*Exercise*.
Reproduce all of the material exactly as shown.

Dataset records
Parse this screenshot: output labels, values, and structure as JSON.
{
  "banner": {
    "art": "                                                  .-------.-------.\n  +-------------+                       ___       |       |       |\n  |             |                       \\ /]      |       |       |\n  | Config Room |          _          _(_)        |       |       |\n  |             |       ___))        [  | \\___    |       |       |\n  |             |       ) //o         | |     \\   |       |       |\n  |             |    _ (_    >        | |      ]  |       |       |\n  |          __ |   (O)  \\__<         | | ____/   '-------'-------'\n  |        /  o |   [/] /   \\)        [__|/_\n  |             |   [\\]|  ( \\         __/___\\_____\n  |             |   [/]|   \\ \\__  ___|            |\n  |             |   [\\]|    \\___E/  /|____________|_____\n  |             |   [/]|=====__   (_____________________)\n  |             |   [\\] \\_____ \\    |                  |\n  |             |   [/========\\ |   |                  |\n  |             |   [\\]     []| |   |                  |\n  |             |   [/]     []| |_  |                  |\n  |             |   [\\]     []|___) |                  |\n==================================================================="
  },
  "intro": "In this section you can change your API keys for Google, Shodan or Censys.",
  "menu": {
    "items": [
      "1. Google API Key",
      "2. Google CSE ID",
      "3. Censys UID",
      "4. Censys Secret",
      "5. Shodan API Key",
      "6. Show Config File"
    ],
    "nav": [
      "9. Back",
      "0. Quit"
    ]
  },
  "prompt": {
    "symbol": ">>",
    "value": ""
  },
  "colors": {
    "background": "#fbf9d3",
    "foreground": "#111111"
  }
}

*Exercise output*.
Parse this screenshot: output labels, values, and structure as JSON.
{
  "banner": {
    "art": "                                                  .-------.-------.\n  +-------------+                       ___       |       |       |\n  |             |                       \\ /]      |       |       |\n  | Config Room |          _          _(_)        |       |       |\n  |             |       ___))        [  | \\___    |       |       |\n  |             |       ) //o         | |     \\   |       |       |\n  |             |    _ (_    >        | |      ]  |       |       |\n  |          __ |   (O)  \\__<         | | ____/   '-------'-------'\n  |        /  o |   [/] /   \\)        [__|/_\n  |             |   [\\]|  ( \\         __/___\\_____\n  |             |   [/]|   \\ \\__  ___|            |\n  |             |   [\\]|    \\___E/  /|____________|_____\n  |             |   [/]|=====__   (_____________________)\n  |             |   [\\] \\_____ \\    |                  |\n  |             |   [/========\\ |   |                  |\n  |             |   [\\]     []| |   |                  |\n  |             |   [/]     []| |_  |                  |\n  |             |   [\\]     []|___) |                  |\n==================================================================="
  },
  "intro": "In this section you can change your API keys for Google, Shodan or Censys.",
  "menu": {
    "items": [
      "1. Google API Key",
      "2. Google CSE ID",
      "3. Censys UID",
      "4. Censys Secret",
      "5. Shodan API Key",
      "6. Show Config File"
    ],
    "nav": [
      "9. Back",
      "0. Quit"
    ]
  },
  "prompt": {
    "symbol": ">>",
    "value": ""
  },
  "colors": {
    "background": "#fbf9d3",
    "foreground": "#111111"
  }
}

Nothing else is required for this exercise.